- _What you need to do_:
Copy each line of the material below that includes the string "unknown".

──────── Records supplied

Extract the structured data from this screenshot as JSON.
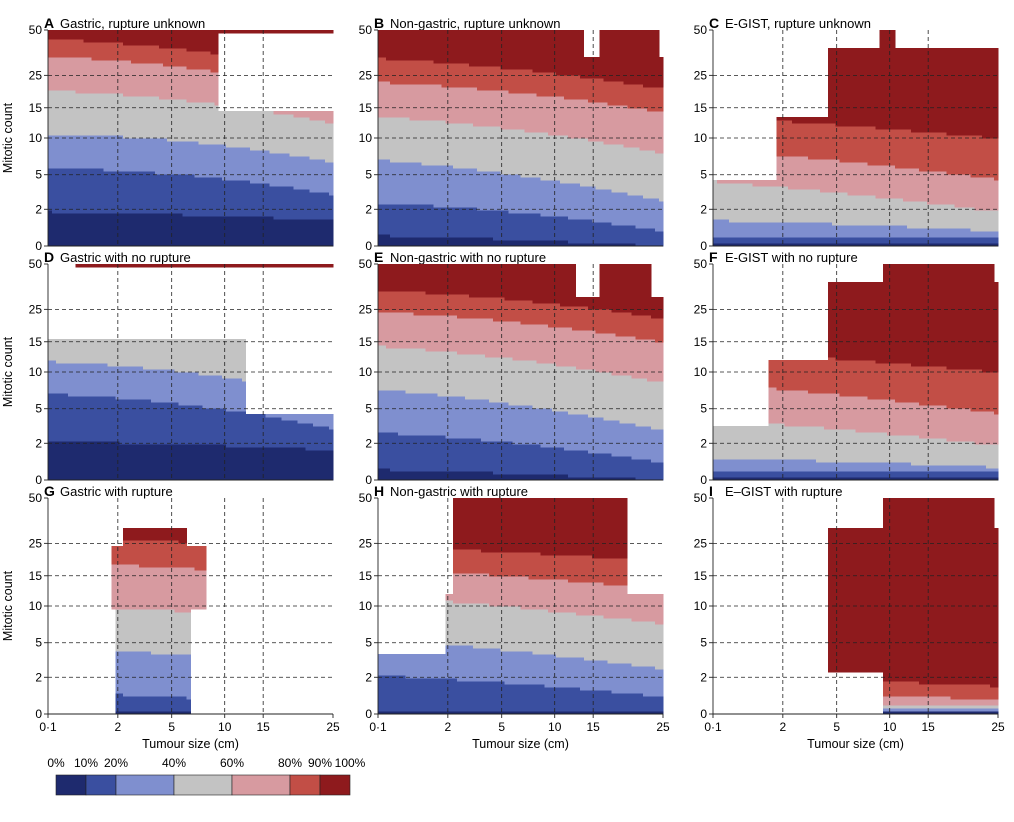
{
  "chart_data": {
    "type": "heatmap",
    "x_axis": {
      "label": "Tumour size (cm)",
      "ticks": [
        {
          "value": 0.1,
          "label": "0·1"
        },
        {
          "value": 2,
          "label": "2"
        },
        {
          "value": 5,
          "label": "5"
        },
        {
          "value": 10,
          "label": "10"
        },
        {
          "value": 15,
          "label": "15"
        },
        {
          "value": 25,
          "label": "25"
        }
      ],
      "range": [
        0.1,
        25
      ]
    },
    "y_axis": {
      "label": "Mitotic count",
      "ticks": [
        {
          "value": 0,
          "label": "0"
        },
        {
          "value": 2,
          "label": "2"
        },
        {
          "value": 5,
          "label": "5"
        },
        {
          "value": 10,
          "label": "10"
        },
        {
          "value": 15,
          "label": "15"
        },
        {
          "value": 25,
          "label": "25"
        },
        {
          "value": 50,
          "label": "50"
        }
      ],
      "range": [
        0,
        50
      ]
    },
    "grid": true,
    "color_scale": {
      "breaks": [
        "0%",
        "10%",
        "20%",
        "40%",
        "60%",
        "80%",
        "90%",
        "100%"
      ],
      "colors": [
        "#1e2a6e",
        "#3a4fa0",
        "#7f8fcf",
        "#c3c3c3",
        "#d79aa0",
        "#c24e46",
        "#8e1a1d"
      ]
    },
    "panels": [
      {
        "letter": "A",
        "title": "Gastric, rupture unknown",
        "row": 0,
        "col": 0,
        "mask": [
          [
            0.12,
            1,
            0.98,
            1
          ],
          [
            0.12,
            0.2,
            0.3,
            0.3
          ],
          [
            0,
            0.6,
            0,
            1
          ],
          [
            0,
            1,
            0,
            0.62
          ]
        ],
        "bounds": [
          [
            0.16,
            0.14,
            -0.1
          ],
          [
            0.36,
            0.35,
            -0.55
          ],
          [
            0.52,
            0.5,
            -0.55
          ],
          [
            0.72,
            0.68,
            -0.55
          ],
          [
            0.88,
            0.82,
            -0.5
          ],
          [
            0.96,
            0.9,
            -0.45
          ]
        ]
      },
      {
        "letter": "B",
        "title": "Non-gastric, rupture unknown",
        "row": 0,
        "col": 1,
        "mask": [
          [
            0,
            1,
            0,
            0.88
          ],
          [
            0.78,
            0.98,
            0.88,
            1
          ],
          [
            0,
            0.72,
            0.88,
            1
          ]
        ],
        "bounds": [
          [
            0.05,
            0.02,
            -0.1
          ],
          [
            0.2,
            0.15,
            -0.4
          ],
          [
            0.4,
            0.3,
            -0.45
          ],
          [
            0.6,
            0.52,
            -0.45
          ],
          [
            0.76,
            0.7,
            -0.4
          ],
          [
            0.87,
            0.8,
            -0.35
          ]
        ]
      },
      {
        "letter": "C",
        "title": "E-GIST, rupture unknown",
        "row": 0,
        "col": 2,
        "mask": [
          [
            0,
            1,
            0,
            0.3
          ],
          [
            0.22,
            1,
            0.3,
            0.6
          ],
          [
            0.4,
            1,
            0.6,
            0.92
          ],
          [
            0.58,
            0.64,
            0.92,
            1
          ]
        ],
        "bounds": [
          [
            0.02,
            0.02,
            0
          ],
          [
            0.04,
            0.04,
            0
          ],
          [
            0.12,
            0.09,
            -0.1
          ],
          [
            0.3,
            0.2,
            -0.2
          ],
          [
            0.45,
            0.34,
            -0.15
          ],
          [
            0.6,
            0.52,
            -0.1
          ]
        ]
      },
      {
        "letter": "D",
        "title": "Gastric with no rupture",
        "row": 1,
        "col": 0,
        "mask": [
          [
            0.1,
            1,
            0.98,
            1
          ],
          [
            0.12,
            0.22,
            0.35,
            0.65
          ],
          [
            0,
            0.7,
            0,
            0.65
          ],
          [
            0,
            1,
            0,
            0.3
          ]
        ],
        "bounds": [
          [
            0.18,
            0.16,
            -0.1
          ],
          [
            0.4,
            0.35,
            -0.55
          ],
          [
            0.55,
            0.5,
            -0.55
          ],
          [
            0.74,
            0.68,
            -0.55
          ],
          [
            0.88,
            0.82,
            -0.5
          ],
          [
            0.96,
            0.9,
            -0.45
          ]
        ]
      },
      {
        "letter": "E",
        "title": "Non-gastric with no rupture",
        "row": 1,
        "col": 1,
        "mask": [
          [
            0,
            1,
            0,
            0.85
          ],
          [
            0.78,
            0.96,
            0.85,
            1
          ],
          [
            0,
            0.7,
            0.85,
            1
          ]
        ],
        "bounds": [
          [
            0.05,
            0.02,
            -0.1
          ],
          [
            0.22,
            0.16,
            -0.4
          ],
          [
            0.42,
            0.32,
            -0.45
          ],
          [
            0.62,
            0.54,
            -0.45
          ],
          [
            0.78,
            0.72,
            -0.4
          ],
          [
            0.88,
            0.82,
            -0.35
          ]
        ]
      },
      {
        "letter": "F",
        "title": "E-GIST with no rupture",
        "row": 1,
        "col": 2,
        "mask": [
          [
            0,
            1,
            0,
            0.25
          ],
          [
            0.2,
            1,
            0.25,
            0.55
          ],
          [
            0.4,
            1,
            0.55,
            0.92
          ],
          [
            0.6,
            0.98,
            0.92,
            1
          ]
        ],
        "bounds": [
          [
            0.02,
            0.02,
            0
          ],
          [
            0.04,
            0.04,
            0
          ],
          [
            0.1,
            0.08,
            -0.1
          ],
          [
            0.28,
            0.2,
            -0.2
          ],
          [
            0.45,
            0.34,
            -0.15
          ],
          [
            0.6,
            0.52,
            -0.1
          ]
        ]
      },
      {
        "letter": "G",
        "title": "Gastric with rupture",
        "row": 2,
        "col": 0,
        "mask": [
          [
            0.22,
            0.56,
            0.48,
            0.78
          ],
          [
            0.26,
            0.48,
            0.78,
            0.86
          ],
          [
            0.24,
            0.5,
            0,
            0.48
          ]
        ],
        "bounds": [
          [
            0.02,
            0.02,
            0
          ],
          [
            0.1,
            0.08,
            -0.3
          ],
          [
            0.3,
            0.28,
            -0.3
          ],
          [
            0.5,
            0.48,
            -0.3
          ],
          [
            0.7,
            0.68,
            -0.3
          ],
          [
            0.82,
            0.8,
            -0.3
          ]
        ]
      },
      {
        "letter": "H",
        "title": "Non-gastric with rupture",
        "row": 2,
        "col": 1,
        "mask": [
          [
            0,
            1,
            0,
            0.28
          ],
          [
            0.24,
            1,
            0.28,
            0.55
          ],
          [
            0.26,
            0.88,
            0.55,
            1
          ]
        ],
        "bounds": [
          [
            0.02,
            0.02,
            0
          ],
          [
            0.18,
            0.12,
            -0.2
          ],
          [
            0.35,
            0.25,
            -0.2
          ],
          [
            0.55,
            0.45,
            -0.15
          ],
          [
            0.68,
            0.6,
            -0.1
          ],
          [
            0.78,
            0.72,
            -0.05
          ]
        ]
      },
      {
        "letter": "I",
        "title": "E–GIST with rupture",
        "row": 2,
        "col": 2,
        "mask": [
          [
            0.4,
            1,
            0.2,
            0.86
          ],
          [
            0.6,
            0.98,
            0.86,
            1
          ],
          [
            0.6,
            1,
            0,
            0.2
          ]
        ],
        "bounds": [
          [
            0.01,
            0.01,
            0
          ],
          [
            0.02,
            0.02,
            0
          ],
          [
            0.03,
            0.03,
            0
          ],
          [
            0.04,
            0.04,
            0
          ],
          [
            0.1,
            0.08,
            -0.05
          ],
          [
            0.18,
            0.14,
            -0.05
          ]
        ]
      }
    ]
  }
}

────────────────

- _Solution to the exercise_:
        "title": "Gastric, rupture unknown",
        "title": "Non-gastric, rupture unknown",
        "title": "E-GIST, rupture unknown",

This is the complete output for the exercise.